» **What the exercise asks**:
Copy out the stretch from the line containing "641, 780, 667]" through the line containing "695, 414, 765]" in the records below, keeping every character as it stands.

· · · · · · ·

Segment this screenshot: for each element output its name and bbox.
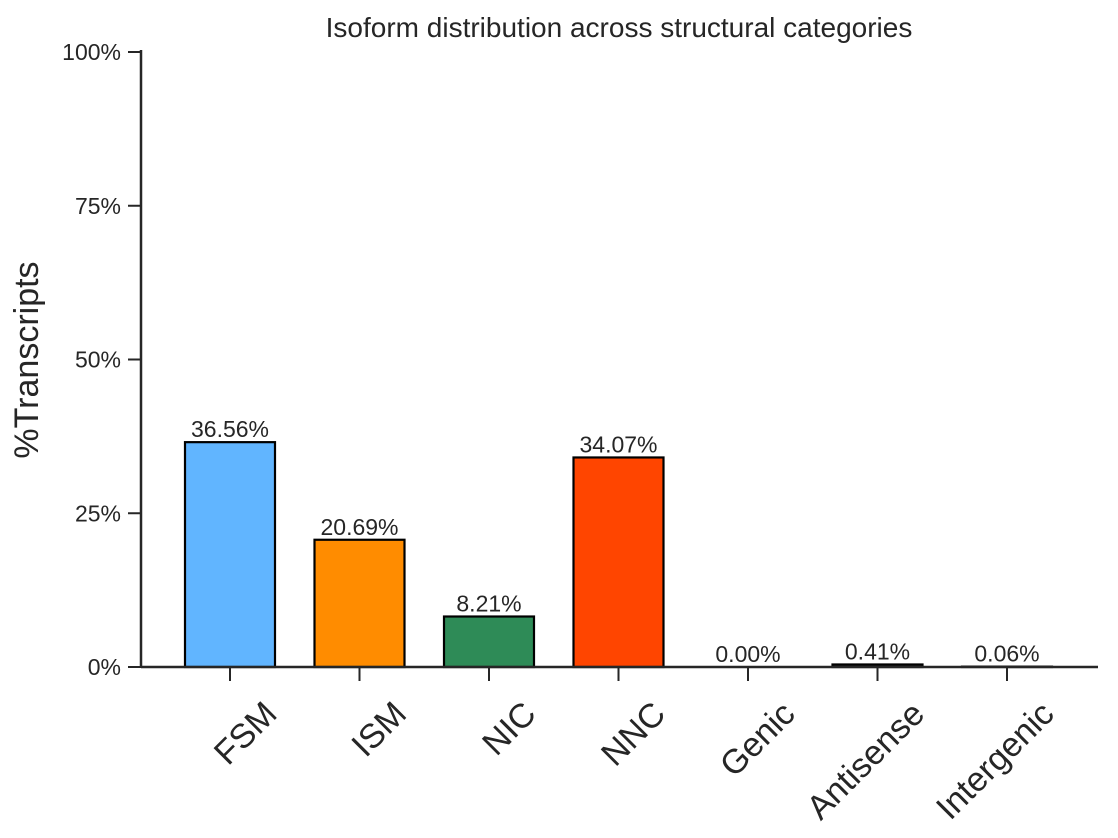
data-label-genic: 0.00%	[715, 641, 780, 667]
y-tick-label: 50%	[75, 347, 121, 373]
data-label-nnc: 34.07%	[579, 431, 657, 457]
x-tick-label-fsm: FSM	[207, 695, 285, 773]
chart-title: Isoform distribution across structural c…	[326, 12, 913, 43]
x-tick-label-antisense: Antisense	[800, 695, 932, 827]
y-tick-label: 0%	[88, 654, 121, 680]
bar-fsm	[183, 441, 277, 669]
y-tick-label: 100%	[62, 39, 121, 65]
data-label-fsm: 36.56%	[191, 416, 269, 442]
bar-nnc	[572, 456, 665, 669]
x-tick-label-intergenic: Intergenic	[929, 695, 1061, 827]
data-label-nic: 8.21%	[456, 591, 521, 617]
y-axis-label: %Transcripts	[8, 261, 46, 458]
data-label-ism: 20.69%	[320, 514, 398, 540]
bar-nic	[442, 615, 536, 669]
data-label-antisense: 0.41%	[845, 638, 910, 664]
x-tick-label-ism: ISM	[344, 695, 414, 765]
y-axis-ticks: 0% 25% 50% 75% 100%	[62, 39, 141, 680]
x-tick-label-nnc: NNC	[594, 695, 673, 774]
y-tick-label: 25%	[75, 500, 121, 526]
x-tick-label-genic: Genic	[713, 695, 803, 785]
data-label-intergenic: 0.06%	[974, 641, 1039, 667]
bars: 36.56% 20.69% 8.21% 34.07% 0.00% 0.41% 0.06%	[183, 416, 1054, 669]
y-tick-label: 75%	[75, 193, 121, 219]
x-tick-label-nic: NIC	[475, 695, 543, 763]
bar-ism	[313, 538, 406, 669]
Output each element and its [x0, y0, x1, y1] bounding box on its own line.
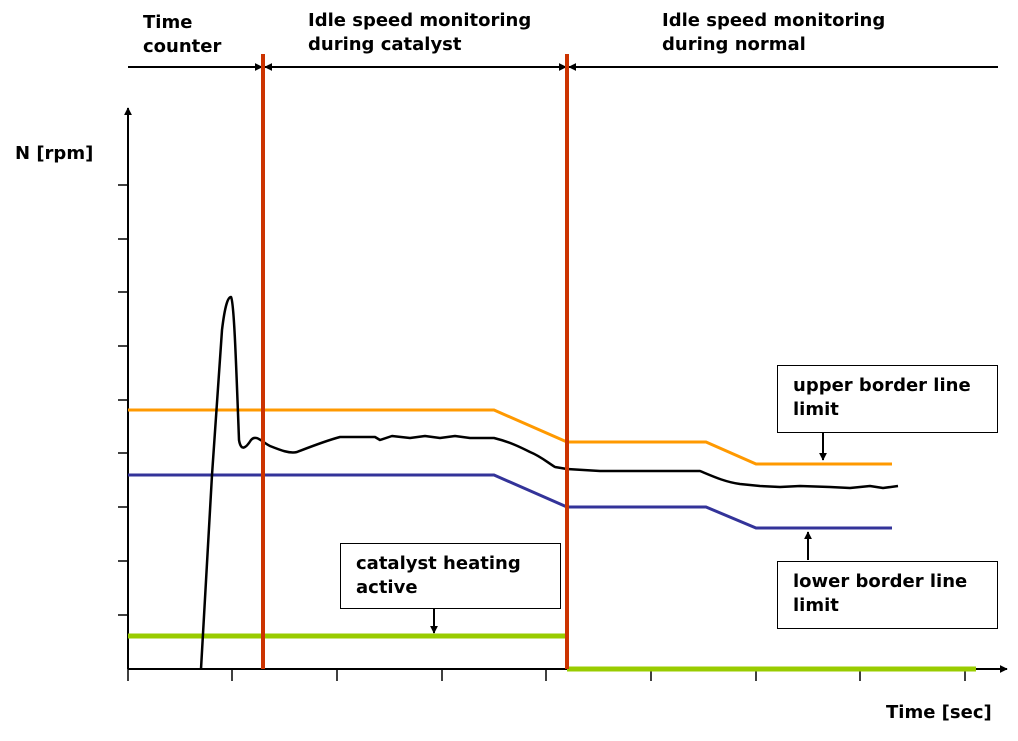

· · · · · · ·

» **Exercise response**:
data-label-genic: 0.00%	[715, 641, 780, 667]
y-tick-label: 50%	[75, 347, 121, 373]
data-label-nnc: 34.07%	[579, 431, 657, 457]
x-tick-label-fsm: FSM	[207, 695, 285, 773]
chart-title: Isoform distribution across structural c…	[326, 12, 913, 43]
x-tick-label-antisense: Antisense	[800, 695, 932, 827]
y-tick-label: 0%	[88, 654, 121, 680]
bar-fsm	[183, 441, 277, 669]
y-tick-label: 100%	[62, 39, 121, 65]
data-label-fsm: 36.56%	[191, 416, 269, 442]
bar-nnc	[572, 456, 665, 669]
x-tick-label-intergenic: Intergenic	[929, 695, 1061, 827]
data-label-nic: 8.21%	[456, 591, 521, 617]
y-axis-label: %Transcripts	[8, 261, 46, 458]
data-label-ism: 20.69%	[320, 514, 398, 540]
bar-nic	[442, 615, 536, 669]
data-label-antisense: 0.41%	[845, 638, 910, 664]
x-tick-label-ism: ISM	[344, 695, 414, 765]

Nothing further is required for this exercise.